## [WHAT IS ASKED]
Quote the listing below in its entirety, omitting every image.

## [INPUT MATERIAL]

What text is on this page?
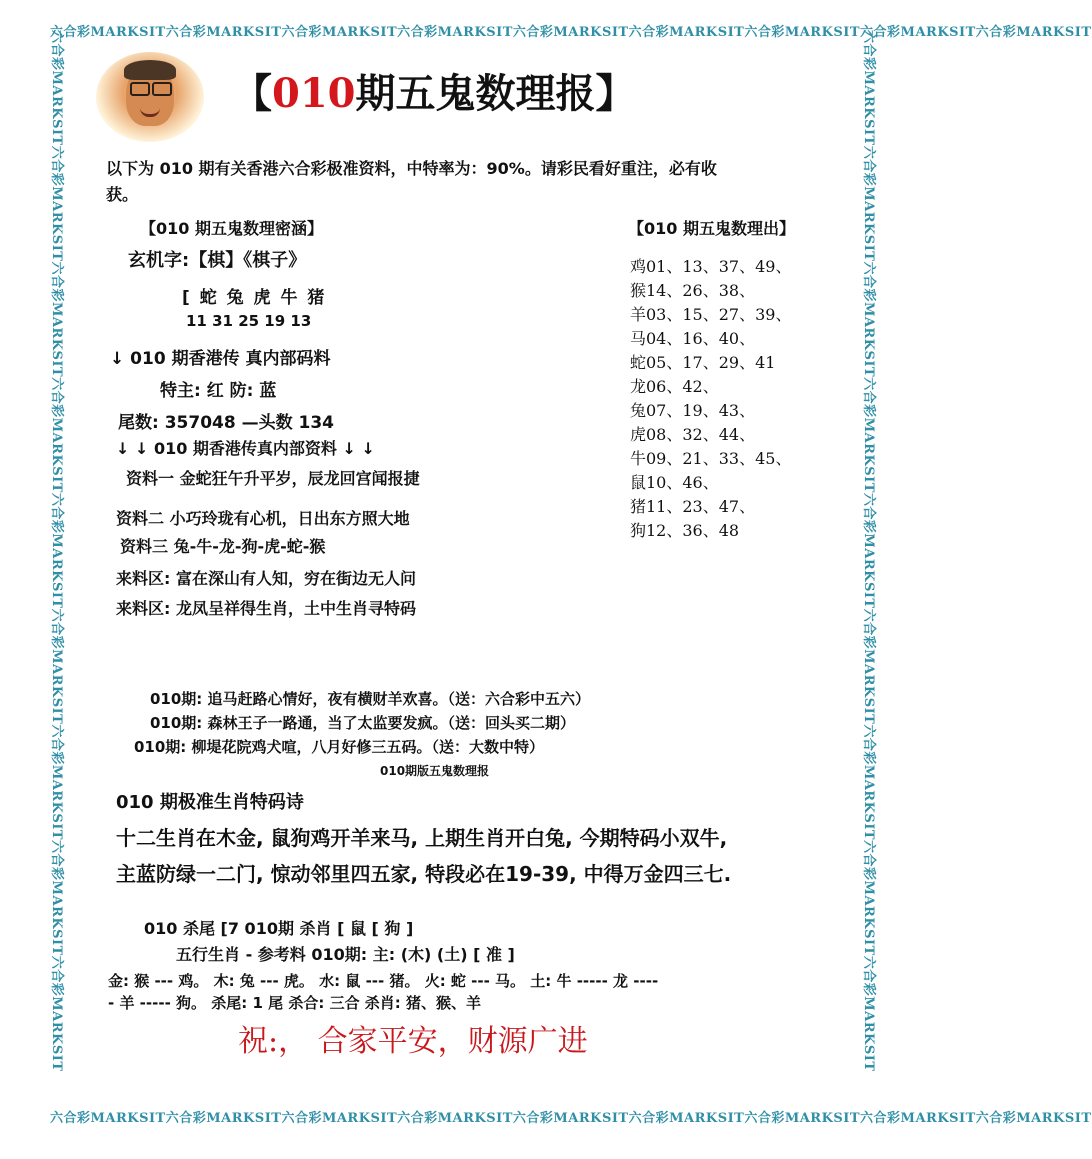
六合彩MARKSIT六合彩MARKSIT六合彩MARKSIT六合彩MARKSIT六合彩MARKSIT六合彩MARKSIT六合彩MARKSIT六合彩MARKSIT六合彩MARKSIT
六合彩MARKSIT六合彩MARKSIT六合彩MARKSIT六合彩MARKSIT六合彩MARKSIT六合彩MARKSIT六合彩MARKSIT六合彩MARKSIT六合彩MARKSIT
六合彩MARKSIT六合彩MARKSIT六合彩MARKSIT六合彩MARKSIT六合彩MARKSIT六合彩MARKSIT六合彩MARKSIT六合彩MARKSIT六合彩MARKSIT	六合彩MARKSIT六合彩MARKSIT六合彩MARKSIT六合彩MARKSIT六合彩MARKSIT六合彩MARKSIT六合彩MARKSIT六合彩MARKSIT六合彩MARKSIT
【010期五鬼数理报】
以下为 010 期有关香港六合彩极准资料，中特率为：90%。请彩民看好重注，必有收
获。
【010 期五鬼数理密涵】
玄机字:【棋】《棋子》
[ 蛇 兔 虎 牛 猪
11 31 25 19 13
↓ 010 期香港传 真内部码料
特主: 红 防: 蓝
尾数: 357048 —头数 134
↓ ↓ 010 期香港传真内部资料 ↓ ↓
资料一 金蛇狂午升平岁，辰龙回宫闻报捷
资料二 小巧玲珑有心机，日出东方照大地
资料三 兔-牛-龙-狗-虎-蛇-猴
来料区: 富在深山有人知，穷在街边无人问
来料区: 龙凤呈祥得生肖，土中生肖寻特码
【010 期五鬼数理出】
鸡01、13、37、49、
猴14、26、38、
羊03、15、27、39、
马04、16、40、
蛇05、17、29、41
龙06、42、
兔07、19、43、
虎08、32、44、
牛09、21、33、45、
鼠10、46、
猪11、23、47、
狗12、36、48
010期: 追马赶路心情好，夜有横财羊欢喜。（送：六合彩中五六）
010期: 森林王子一路通，当了太监要发疯。（送：回头买二期）
010期: 柳堤花院鸡犬喧，八月好修三五码。（送：大数中特）
010期版五鬼数理报
010 期极准生肖特码诗
十二生肖在木金, 鼠狗鸡开羊来马, 上期生肖开白兔, 今期特码小双牛,
主蓝防绿一二门, 惊动邻里四五家, 特段必在19-39, 中得万金四三七.
010 杀尾 [7 010期 杀肖 [ 鼠 [ 狗 ]
五行生肖 - 参考料 010期: 主: (木) (土) [ 准 ]
金: 猴 --- 鸡。 木: 兔 --- 虎。 水: 鼠 --- 猪。 火: 蛇 --- 马。 土: 牛 ----- 龙 ----
- 羊 ----- 狗。 杀尾: 1 尾 杀合: 三合 杀肖: 猪、猴、羊
祝:， 合家平安，财源广进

## [TASK RESPONSE]
What text is on this page?
六合彩MARKSIT六合彩MARKSIT六合彩MARKSIT六合彩MARKSIT六合彩MARKSIT六合彩MARKSIT六合彩MARKSIT六合彩MARKSIT六合彩MARKSIT
六合彩MARKSIT六合彩MARKSIT六合彩MARKSIT六合彩MARKSIT六合彩MARKSIT六合彩MARKSIT六合彩MARKSIT六合彩MARKSIT六合彩MARKSIT
六合彩MARKSIT六合彩MARKSIT六合彩MARKSIT六合彩MARKSIT六合彩MARKSIT六合彩MARKSIT六合彩MARKSIT六合彩MARKSIT六合彩MARKSIT	六合彩MARKSIT六合彩MARKSIT六合彩MARKSIT六合彩MARKSIT六合彩MARKSIT六合彩MARKSIT六合彩MARKSIT六合彩MARKSIT六合彩MARKSIT
【010期五鬼数理报】
以下为 010 期有关香港六合彩极准资料，中特率为：90%。请彩民看好重注，必有收
获。
【010 期五鬼数理密涵】
玄机字:【棋】《棋子》
[ 蛇 兔 虎 牛 猪
11 31 25 19 13
↓ 010 期香港传 真内部码料
特主: 红 防: 蓝
尾数: 357048 —头数 134
↓ ↓ 010 期香港传真内部资料 ↓ ↓
资料一 金蛇狂午升平岁，辰龙回宫闻报捷
资料二 小巧玲珑有心机，日出东方照大地
资料三 兔-牛-龙-狗-虎-蛇-猴
来料区: 富在深山有人知，穷在街边无人问
来料区: 龙凤呈祥得生肖，土中生肖寻特码
【010 期五鬼数理出】
鸡01、13、37、49、
猴14、26、38、
羊03、15、27、39、
马04、16、40、
蛇05、17、29、41
龙06、42、
兔07、19、43、
虎08、32、44、
牛09、21、33、45、
鼠10、46、
猪11、23、47、
狗12、36、48
010期: 追马赶路心情好，夜有横财羊欢喜。（送：六合彩中五六）
010期: 森林王子一路通，当了太监要发疯。（送：回头买二期）
010期: 柳堤花院鸡犬喧，八月好修三五码。（送：大数中特）
010期版五鬼数理报
010 期极准生肖特码诗
十二生肖在木金, 鼠狗鸡开羊来马, 上期生肖开白兔, 今期特码小双牛,
主蓝防绿一二门, 惊动邻里四五家, 特段必在19-39, 中得万金四三七.
010 杀尾 [7 010期 杀肖 [ 鼠 [ 狗 ]
五行生肖 - 参考料 010期: 主: (木) (土) [ 准 ]
金: 猴 --- 鸡。 木: 兔 --- 虎。 水: 鼠 --- 猪。 火: 蛇 --- 马。 土: 牛 ----- 龙 ----
- 羊 ----- 狗。 杀尾: 1 尾 杀合: 三合 杀肖: 猪、猴、羊
祝:， 合家平安，财源广进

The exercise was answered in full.